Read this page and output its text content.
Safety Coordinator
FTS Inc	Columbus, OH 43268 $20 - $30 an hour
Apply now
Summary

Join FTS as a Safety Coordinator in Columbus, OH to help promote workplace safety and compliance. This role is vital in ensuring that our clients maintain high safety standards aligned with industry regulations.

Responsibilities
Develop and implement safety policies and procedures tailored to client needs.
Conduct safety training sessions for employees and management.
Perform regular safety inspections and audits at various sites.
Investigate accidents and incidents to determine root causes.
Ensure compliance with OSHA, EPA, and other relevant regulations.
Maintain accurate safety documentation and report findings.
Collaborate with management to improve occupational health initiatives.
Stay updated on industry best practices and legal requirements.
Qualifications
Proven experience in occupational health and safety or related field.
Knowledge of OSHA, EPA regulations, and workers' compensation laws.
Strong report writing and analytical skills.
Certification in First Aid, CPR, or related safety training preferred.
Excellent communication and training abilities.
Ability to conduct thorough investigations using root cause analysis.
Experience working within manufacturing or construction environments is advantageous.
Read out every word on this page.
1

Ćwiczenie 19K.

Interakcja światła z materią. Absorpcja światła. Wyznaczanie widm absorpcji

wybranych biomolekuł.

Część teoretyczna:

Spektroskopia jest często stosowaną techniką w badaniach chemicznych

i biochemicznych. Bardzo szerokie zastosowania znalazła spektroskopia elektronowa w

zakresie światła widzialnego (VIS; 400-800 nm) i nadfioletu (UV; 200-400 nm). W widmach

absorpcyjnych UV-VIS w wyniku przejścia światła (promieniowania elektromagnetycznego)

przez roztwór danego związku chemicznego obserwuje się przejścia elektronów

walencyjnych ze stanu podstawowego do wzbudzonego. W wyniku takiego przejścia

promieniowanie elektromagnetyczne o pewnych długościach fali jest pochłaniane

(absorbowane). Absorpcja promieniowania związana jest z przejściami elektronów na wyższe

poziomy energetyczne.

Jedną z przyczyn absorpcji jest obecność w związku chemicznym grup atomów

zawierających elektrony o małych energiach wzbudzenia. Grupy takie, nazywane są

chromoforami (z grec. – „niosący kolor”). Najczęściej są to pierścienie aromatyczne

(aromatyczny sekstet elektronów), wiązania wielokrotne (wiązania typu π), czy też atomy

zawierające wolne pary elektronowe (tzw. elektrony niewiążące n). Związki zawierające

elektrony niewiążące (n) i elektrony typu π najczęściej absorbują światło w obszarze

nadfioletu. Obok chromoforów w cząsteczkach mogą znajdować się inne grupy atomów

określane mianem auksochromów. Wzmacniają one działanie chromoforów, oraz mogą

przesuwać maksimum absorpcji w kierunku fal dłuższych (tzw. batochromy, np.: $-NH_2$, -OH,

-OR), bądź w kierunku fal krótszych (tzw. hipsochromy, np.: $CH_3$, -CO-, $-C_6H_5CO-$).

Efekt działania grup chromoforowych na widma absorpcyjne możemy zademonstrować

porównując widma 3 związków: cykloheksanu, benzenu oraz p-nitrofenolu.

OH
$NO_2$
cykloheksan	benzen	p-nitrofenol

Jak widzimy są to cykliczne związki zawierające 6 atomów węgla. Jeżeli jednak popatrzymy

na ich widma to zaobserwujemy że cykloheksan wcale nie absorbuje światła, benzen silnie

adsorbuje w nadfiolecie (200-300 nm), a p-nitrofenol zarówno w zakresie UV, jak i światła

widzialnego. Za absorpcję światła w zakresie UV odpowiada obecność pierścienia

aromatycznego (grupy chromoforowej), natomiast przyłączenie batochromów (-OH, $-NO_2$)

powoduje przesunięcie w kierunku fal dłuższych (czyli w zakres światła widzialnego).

_Written exercise_
Write every entry out again exactly.

_Correct answer_
Read this page and output its text content.
Safety Coordinator
FTS Inc	Columbus, OH 43268 $20 - $30 an hour
Apply now
Summary

Join FTS as a Safety Coordinator in Columbus, OH to help promote workplace safety and compliance. This role is vital in ensuring that our clients maintain high safety standards aligned with industry regulations.

Responsibilities
Develop and implement safety policies and procedures tailored to client needs.
Conduct safety training sessions for employees and management.
Perform regular safety inspections and audits at various sites.
Investigate accidents and incidents to determine root causes.
Ensure compliance with OSHA, EPA, and other relevant regulations.
Maintain accurate safety documentation and report findings.
Collaborate with management to improve occupational health initiatives.
Stay updated on industry best practices and legal requirements.
Qualifications
Proven experience in occupational health and safety or related field.
Knowledge of OSHA, EPA regulations, and workers' compensation laws.
Strong report writing and analytical skills.
Certification in First Aid, CPR, or related safety training preferred.
Excellent communication and training abilities.
Ability to conduct thorough investigations using root cause analysis.
Experience working within manufacturing or construction environments is advantageous.
Read out every word on this page.
1

Ćwiczenie 19K.

Interakcja światła z materią. Absorpcja światła. Wyznaczanie widm absorpcji

wybranych biomolekuł.

Część teoretyczna:

Spektroskopia jest często stosowaną techniką w badaniach chemicznych

i biochemicznych. Bardzo szerokie zastosowania znalazła spektroskopia elektronowa w

zakresie światła widzialnego (VIS; 400-800 nm) i nadfioletu (UV; 200-400 nm). W widmach

absorpcyjnych UV-VIS w wyniku przejścia światła (promieniowania elektromagnetycznego)

przez roztwór danego związku chemicznego obserwuje się przejścia elektronów

walencyjnych ze stanu podstawowego do wzbudzonego. W wyniku takiego przejścia

promieniowanie elektromagnetyczne o pewnych długościach fali jest pochłaniane

(absorbowane). Absorpcja promieniowania związana jest z przejściami elektronów na wyższe

poziomy energetyczne.

Jedną z przyczyn absorpcji jest obecność w związku chemicznym grup atomów

zawierających elektrony o małych energiach wzbudzenia. Grupy takie, nazywane są

chromoforami (z grec. – „niosący kolor”). Najczęściej są to pierścienie aromatyczne

(aromatyczny sekstet elektronów), wiązania wielokrotne (wiązania typu π), czy też atomy

zawierające wolne pary elektronowe (tzw. elektrony niewiążące n). Związki zawierające

elektrony niewiążące (n) i elektrony typu π najczęściej absorbują światło w obszarze

nadfioletu. Obok chromoforów w cząsteczkach mogą znajdować się inne grupy atomów

określane mianem auksochromów. Wzmacniają one działanie chromoforów, oraz mogą

przesuwać maksimum absorpcji w kierunku fal dłuższych (tzw. batochromy, np.: $-NH_2$, -OH,

-OR), bądź w kierunku fal krótszych (tzw. hipsochromy, np.: $CH_3$, -CO-, $-C_6H_5CO-$).

Efekt działania grup chromoforowych na widma absorpcyjne możemy zademonstrować

porównując widma 3 związków: cykloheksanu, benzenu oraz p-nitrofenolu.

OH
$NO_2$
cykloheksan	benzen	p-nitrofenol

Jak widzimy są to cykliczne związki zawierające 6 atomów węgla. Jeżeli jednak popatrzymy

na ich widma to zaobserwujemy że cykloheksan wcale nie absorbuje światła, benzen silnie

adsorbuje w nadfiolecie (200-300 nm), a p-nitrofenol zarówno w zakresie UV, jak i światła

widzialnego. Za absorpcję światła w zakresie UV odpowiada obecność pierścienia

aromatycznego (grupy chromoforowej), natomiast przyłączenie batochromów (-OH, $-NO_2$)

powoduje przesunięcie w kierunku fal dłuższych (czyli w zakres światła widzialnego).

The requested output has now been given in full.